▶ [Prompt] Word for word, give the material below again, minus any images.

START Record list

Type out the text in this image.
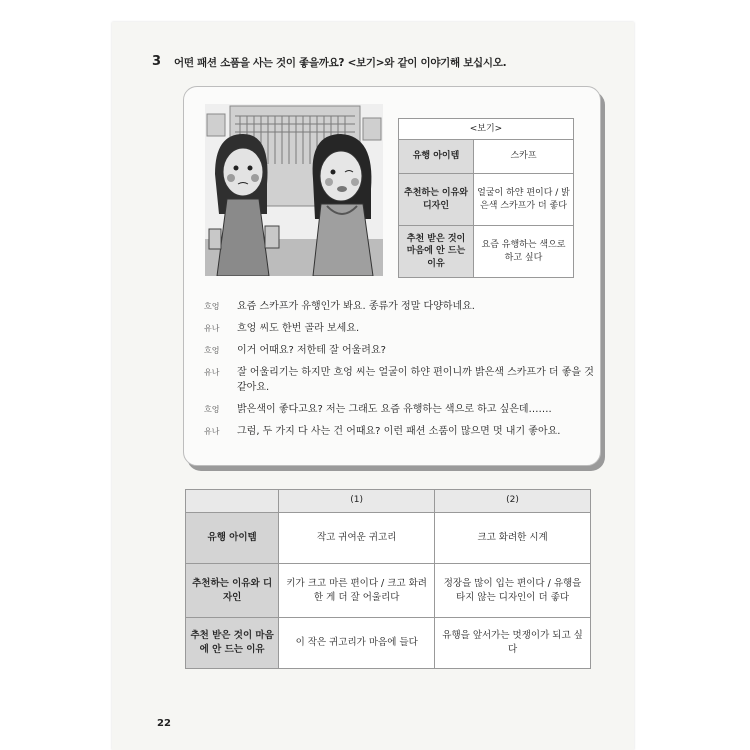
3 어떤 패션 소품을 사는 것이 좋을까요? <보기>와 같이 이야기해 보십시오.
<보기>	
유행 아이템	스카프
추천하는 이유와 디자인	얼굴이 하얀 편이다 / 밝은색 스카프가 더 좋다
추천 받은 것이 마음에 안 드는 이유	요즘 유행하는 색으로 하고 싶다
흐엉	요즘 스카프가 유행인가 봐요. 종류가 정말 다양하네요.
유나	흐엉 씨도 한번 골라 보세요.
흐엉	이거 어때요? 저한테 잘 어울려요?
유나	잘 어울리기는 하지만 흐엉 씨는 얼굴이 하얀 편이니까 밝은색 스카프가 더 좋을 것 같아요.
흐엉	밝은색이 좋다고요? 저는 그래도 요즘 유행하는 색으로 하고 싶은데…….
유나	그럼, 두 가지 다 사는 건 어때요? 이런 패션 소품이 많으면 멋 내기 좋아요.
	(1)	(2)
유행 아이템	작고 귀여운 귀고리	크고 화려한 시계
추천하는 이유와 디자인	키가 크고 마른 편이다 / 크고 화려한 게 더 잘 어울리다	정장을 많이 입는 편이다 / 유행을 타지 않는 디자인이 더 좋다
추천 받은 것이 마음에 안 드는 이유	이 작은 귀고리가 마음에 들다	유행을 앞서가는 멋쟁이가 되고 싶다
22
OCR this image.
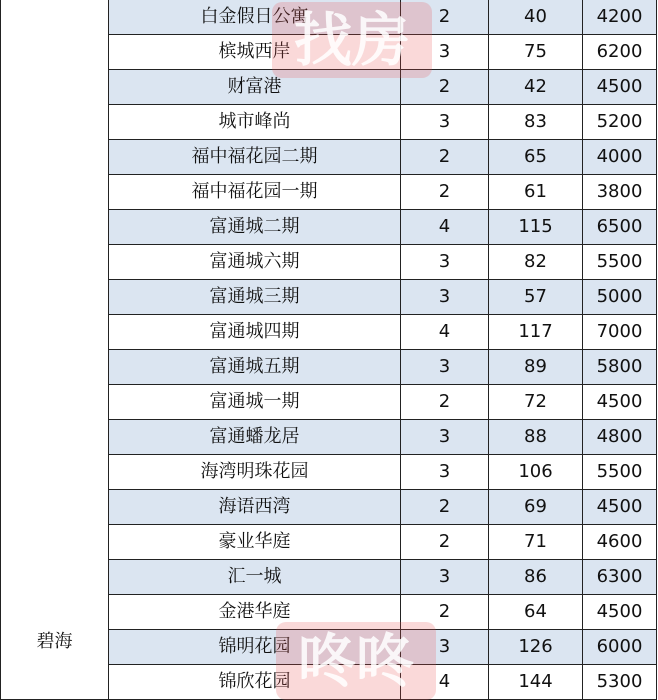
碧海	白金假日公寓	2	40	4200
	槟城西岸	3	75	6200
	财富港	2	42	4500
	城市峰尚	3	83	5200
	福中福花园二期	2	65	4000
	福中福花园一期	2	61	3800
	富通城二期	4	115	6500
	富通城六期	3	82	5500
	富通城三期	3	57	5000
	富通城四期	4	117	7000
	富通城五期	3	89	5800
	富通城一期	2	72	4500
	富通蟠龙居	3	88	4800
	海湾明珠花园	3	106	5500
	海语西湾	2	69	4500
	豪业华庭	2	71	4600
	汇一城	3	86	6300
	金港华庭	2	64	4500
	锦明花园	3	126	6000
	锦欣花园	4	144	5300
找房
咚咚
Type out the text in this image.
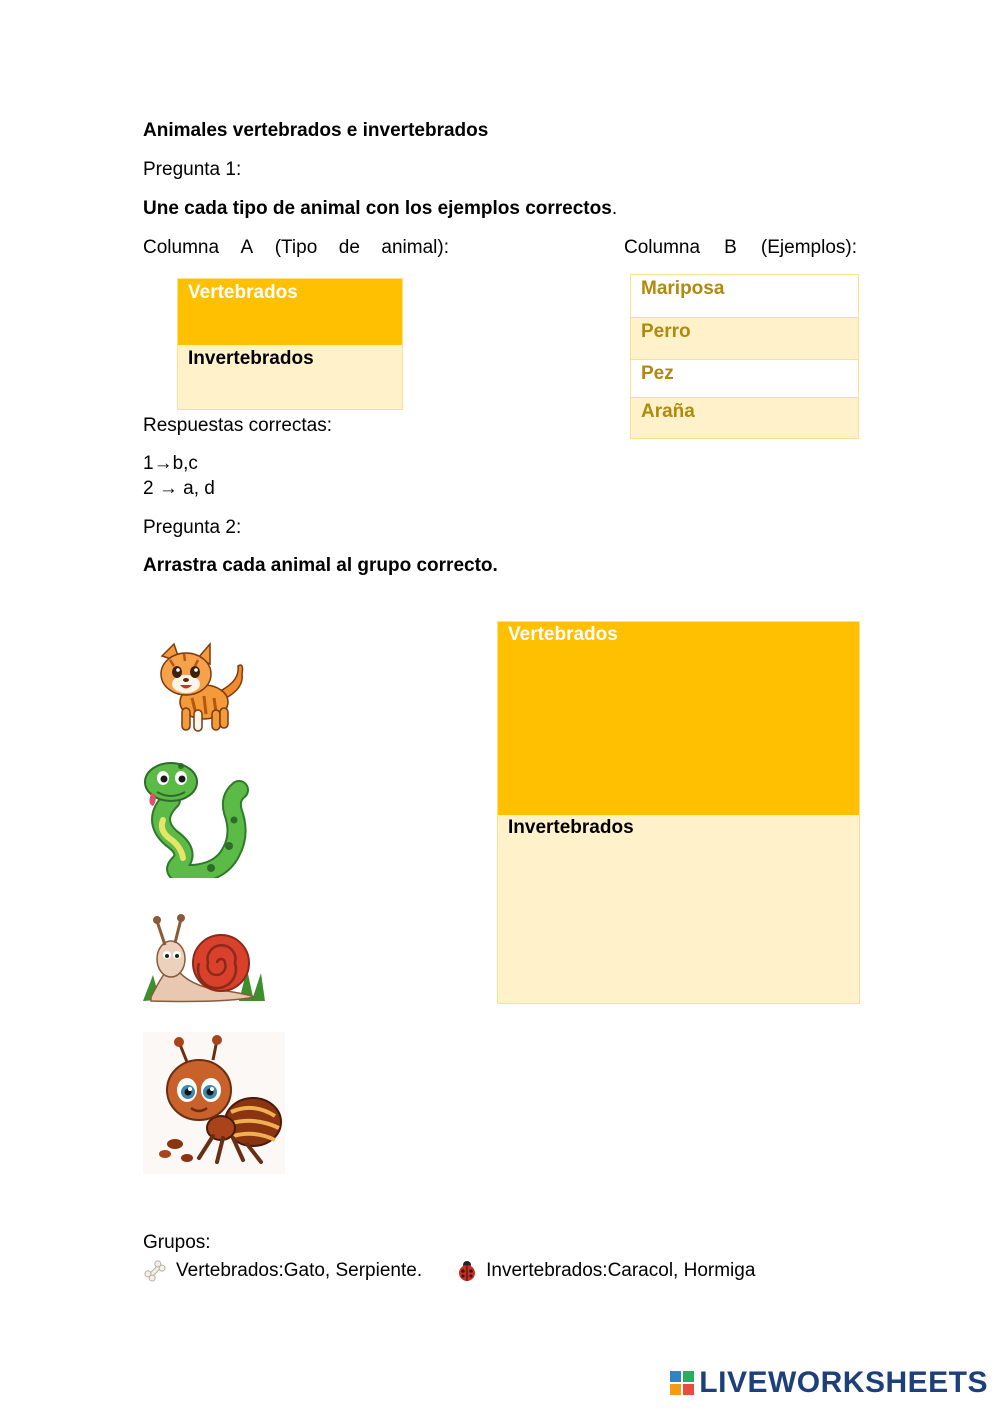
Animales vertebrados e invertebrados
Pregunta 1:
Une cada tipo de animal con los ejemplos correctos.
Columna A (Tipo de animal):	Columna B (Ejemplos):
Vertebrados
Invertebrados
Mariposa
Perro
Pez
Araña
Respuestas correctas:
1→b,c
2 → a, d
Pregunta 2:
Arrastra cada animal al grupo correcto.
Vertebrados
Invertebrados
Grupos:
Vertebrados:Gato, Serpiente.	Invertebrados:Caracol, Hormiga
LIVEWORKSHEETS
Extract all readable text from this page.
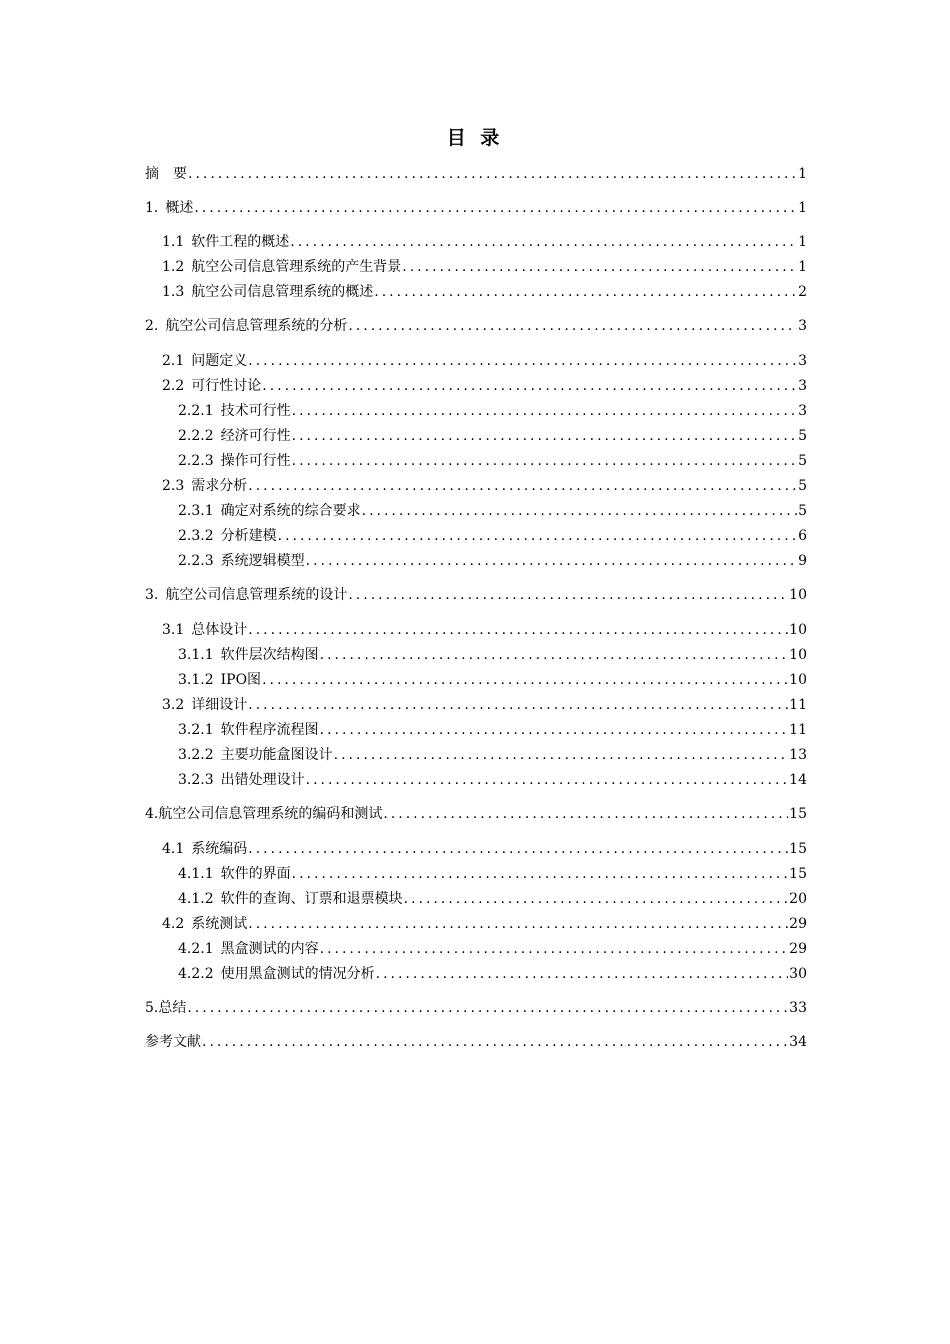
目 录
摘　要 .....	1
1. 概述 .....	1
1.1 软件工程的概述 .....	1
1.2 航空公司信息管理系统的产生背景 .....	1
1.3 航空公司信息管理系统的概述 .....	2
2. 航空公司信息管理系统的分析 .....	3
2.1 问题定义 .....	3
2.2 可行性讨论 .....	3
2.2.1 技术可行性 .....	3
2.2.2 经济可行性 .....	5
2.2.3 操作可行性 .....	5
2.3 需求分析 .....	5
2.3.1 确定对系统的综合要求 .....	5
2.3.2 分析建模 .....	6
2.2.3 系统逻辑模型 .....	9
3. 航空公司信息管理系统的设计 .....	10
3.1 总体设计 .....	10
3.1.1 软件层次结构图 .....	10
3.1.2 IPO图 .....	10
3.2 详细设计 .....	11
3.2.1 软件程序流程图 .....	11
3.2.2 主要功能盒图设计 .....	13
3.2.3 出错处理设计 .....	14
4.航空公司信息管理系统的编码和测试 .....	15
4.1 系统编码 .....	15
4.1.1 软件的界面 .....	15
4.1.2 软件的查询、订票和退票模块 .....	20
4.2 系统测试 .....	29
4.2.1 黑盒测试的内容 .....	29
4.2.2 使用黑盒测试的情况分析 .....	30
5.总结 .....	33
参考文献 .....	34
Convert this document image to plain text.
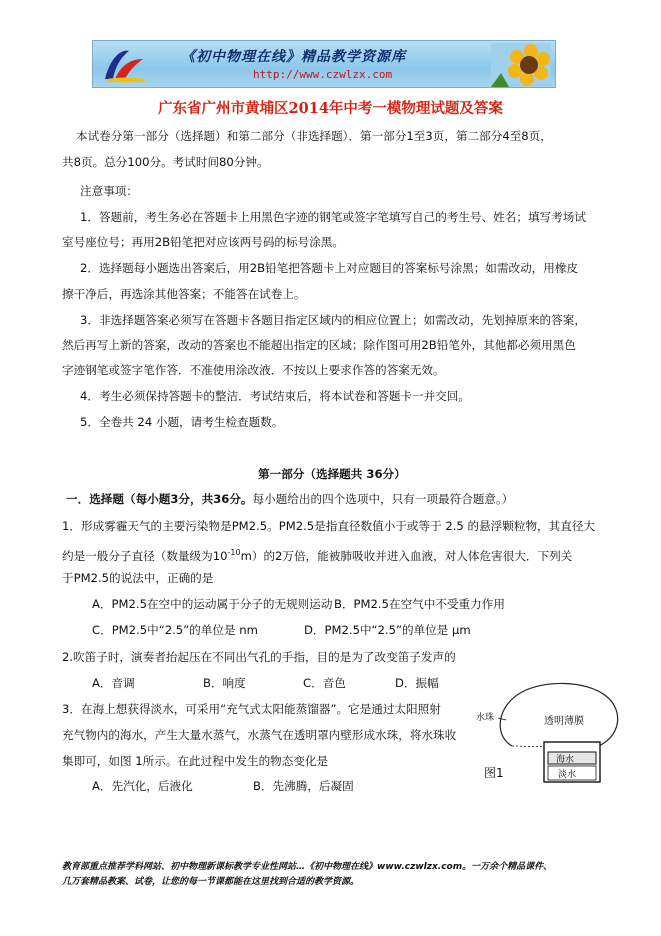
《初中物理在线》精品教学资源库
http://www.czwlzx.com
广东省广州市黄埔区2014年中考一模物理试题及答案
本试卷分第一部分（选择题）和第二部分（非选择题）．第一部分1至3页，第二部分4至8页，
共8页。总分100分。考试时间80分钟。
注意事项：
1．答题前，考生务必在答题卡上用黑色字迹的钢笔或签字笔填写自己的考生号、姓名；填写考场试
室号座位号；再用2B铅笔把对应该两号码的标号涂黑。
2．选择题每小题选出答案后，用2B铅笔把答题卡上对应题目的答案标号涂黑；如需改动，用橡皮
擦干净后，再选涂其他答案；不能答在试卷上。
3．非选择题答案必须写在答题卡各题目指定区域内的相应位置上；如需改动，先划掉原来的答案，
然后再写上新的答案，改动的答案也不能超出指定的区域；除作图可用2B铅笔外，其他都必须用黑色
字迹钢笔或签字笔作答．不准使用涂改液．不按以上要求作答的答案无效。
4．考生必须保持答题卡的整洁．考试结束后，将本试卷和答题卡一并交回。
5．全卷共 24 小题，请考生检查题数。
第一部分（选择题共 36分）
一．选择题（每小题3分，共36分。每小题给出的四个选项中，只有一项最符合题意。）
1．形成雾霾天气的主要污染物是PM2.5。PM2.5是指直径数值小于或等于 2.5 的悬浮颗粒物，其直径大
约是一般分子直径（数量级为$10^{-10}m$）的2万倍，能被肺吸收并进入血液，对人体危害很大．下列关
于PM2.5的说法中，正确的是
A．PM2.5在空中的运动属于分子的无规则运动 B．PM2.5在空气中不受重力作用
C．PM2.5中“2.5”的单位是 nm	D．PM2.5中“2.5”的单位是 μm
2.吹笛子时，演奏者抬起压在不同出气孔的手指，目的是为了改变笛子发声的
A．音调	B．响度	C．音色	D．振幅
3．在海上想获得淡水，可采用“充气式太阳能蒸馏器”。它是通过太阳照射
充气物内的海水，产生大量水蒸气，水蒸气在透明罩内壁形成水珠，将水珠收
集即可，如图 1所示。在此过程中发生的物态变化是
A．先汽化，后液化	B．先沸腾，后凝固
透明薄膜
水珠
海水
淡水
图1
教育部重点推荐学科网站、初中物理新课标教学专业性网站…《初中物理在线》www.czwlzx.com。一万余个精品课件、
几万套精品教案、试卷，让您的每一节课都能在这里找到合适的教学资源。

END Record list

▶ [Output for this task]
Type out the text in this image.
3 어떤 패션 소품을 사는 것이 좋을까요? <보기>와 같이 이야기해 보십시오.
<보기>	
유행 아이템	스카프
추천하는 이유와 디자인	얼굴이 하얀 편이다 / 밝은색 스카프가 더 좋다
추천 받은 것이 마음에 안 드는 이유	요즘 유행하는 색으로 하고 싶다
흐엉	요즘 스카프가 유행인가 봐요. 종류가 정말 다양하네요.
유나	흐엉 씨도 한번 골라 보세요.
흐엉	이거 어때요? 저한테 잘 어울려요?
유나	잘 어울리기는 하지만 흐엉 씨는 얼굴이 하얀 편이니까 밝은색 스카프가 더 좋을 것 같아요.
흐엉	밝은색이 좋다고요? 저는 그래도 요즘 유행하는 색으로 하고 싶은데…….
유나	그럼, 두 가지 다 사는 건 어때요? 이런 패션 소품이 많으면 멋 내기 좋아요.
	(1)	(2)
유행 아이템	작고 귀여운 귀고리	크고 화려한 시계
추천하는 이유와 디자인	키가 크고 마른 편이다 / 크고 화려한 게 더 잘 어울리다	정장을 많이 입는 편이다 / 유행을 타지 않는 디자인이 더 좋다
추천 받은 것이 마음에 안 드는 이유	이 작은 귀고리가 마음에 들다	유행을 앞서가는 멋쟁이가 되고 싶다
22
OCR this image.
碧海	白金假日公寓	2	40	4200
	槟城西岸	3	75	6200
	财富港	2	42	4500
	城市峰尚	3	83	5200
	福中福花园二期	2	65	4000
	福中福花园一期	2	61	3800
	富通城二期	4	115	6500
	富通城六期	3	82	5500
	富通城三期	3	57	5000
	富通城四期	4	117	7000
	富通城五期	3	89	5800
	富通城一期	2	72	4500
	富通蟠龙居	3	88	4800
	海湾明珠花园	3	106	5500
	海语西湾	2	69	4500
	豪业华庭	2	71	4600
	汇一城	3	86	6300
	金港华庭	2	64	4500
	锦明花园	3	126	6000
	锦欣花园	4	144	5300
找房
咚咚
Type out the text in this image.
Animales vertebrados e invertebrados
Pregunta 1:
Une cada tipo de animal con los ejemplos correctos.
Columna A (Tipo de animal):	Columna B (Ejemplos):
Vertebrados
Invertebrados
Mariposa
Perro
Pez
Araña
Respuestas correctas:
1→b,c
2 → a, d
Pregunta 2:
Arrastra cada animal al grupo correcto.
Vertebrados
Invertebrados
Grupos:
Vertebrados:Gato, Serpiente.	Invertebrados:Caracol, Hormiga
LIVEWORKSHEETS
Extract all readable text from this page.
目 录
摘　要 .....	1
1. 概述 .....	1
1.1 软件工程的概述 .....	1
1.2 航空公司信息管理系统的产生背景 .....	1
1.3 航空公司信息管理系统的概述 .....	2
2. 航空公司信息管理系统的分析 .....	3
2.1 问题定义 .....	3
2.2 可行性讨论 .....	3
2.2.1 技术可行性 .....	3
2.2.2 经济可行性 .....	5
2.2.3 操作可行性 .....	5
2.3 需求分析 .....	5
2.3.1 确定对系统的综合要求 .....	5
2.3.2 分析建模 .....	6
2.2.3 系统逻辑模型 .....	9
3. 航空公司信息管理系统的设计 .....	10
3.1 总体设计 .....	10
3.1.1 软件层次结构图 .....	10
3.1.2 IPO图 .....	10
3.2 详细设计 .....	11
3.2.1 软件程序流程图 .....	11
3.2.2 主要功能盒图设计 .....	13
3.2.3 出错处理设计 .....	14
4.航空公司信息管理系统的编码和测试 .....	15
4.1 系统编码 .....	15
4.1.1 软件的界面 .....	15
4.1.2 软件的查询、订票和退票模块 .....	20
4.2 系统测试 .....	29
4.2.1 黑盒测试的内容 .....	29
4.2.2 使用黑盒测试的情况分析 .....	30
5.总结 .....	33
参考文献 .....	34
Convert this document image to plain text.
《初中物理在线》精品教学资源库
http://www.czwlzx.com
广东省广州市黄埔区2014年中考一模物理试题及答案
本试卷分第一部分（选择题）和第二部分（非选择题）．第一部分1至3页，第二部分4至8页，
共8页。总分100分。考试时间80分钟。
注意事项：
1．答题前，考生务必在答题卡上用黑色字迹的钢笔或签字笔填写自己的考生号、姓名；填写考场试
室号座位号；再用2B铅笔把对应该两号码的标号涂黑。
2．选择题每小题选出答案后，用2B铅笔把答题卡上对应题目的答案标号涂黑；如需改动，用橡皮
擦干净后，再选涂其他答案；不能答在试卷上。
3．非选择题答案必须写在答题卡各题目指定区域内的相应位置上；如需改动，先划掉原来的答案，
然后再写上新的答案，改动的答案也不能超出指定的区域；除作图可用2B铅笔外，其他都必须用黑色
字迹钢笔或签字笔作答．不准使用涂改液．不按以上要求作答的答案无效。
4．考生必须保持答题卡的整洁．考试结束后，将本试卷和答题卡一并交回。
5．全卷共 24 小题，请考生检查题数。
第一部分（选择题共 36分）
一．选择题（每小题3分，共36分。每小题给出的四个选项中，只有一项最符合题意。）
1．形成雾霾天气的主要污染物是PM2.5。PM2.5是指直径数值小于或等于 2.5 的悬浮颗粒物，其直径大
约是一般分子直径（数量级为$10^{-10}m$）的2万倍，能被肺吸收并进入血液，对人体危害很大．下列关
于PM2.5的说法中，正确的是
A．PM2.5在空中的运动属于分子的无规则运动 B．PM2.5在空气中不受重力作用
C．PM2.5中“2.5”的单位是 nm	D．PM2.5中“2.5”的单位是 μm
2.吹笛子时，演奏者抬起压在不同出气孔的手指，目的是为了改变笛子发声的
A．音调	B．响度	C．音色	D．振幅
3．在海上想获得淡水，可采用“充气式太阳能蒸馏器”。它是通过太阳照射
充气物内的海水，产生大量水蒸气，水蒸气在透明罩内壁形成水珠，将水珠收
集即可，如图 1所示。在此过程中发生的物态变化是
A．先汽化，后液化	B．先沸腾，后凝固
透明薄膜
水珠
海水
淡水
图1
教育部重点推荐学科网站、初中物理新课标教学专业性网站…《初中物理在线》www.czwlzx.com。一万余个精品课件、
几万套精品教案、试卷，让您的每一节课都能在这里找到合适的教学资源。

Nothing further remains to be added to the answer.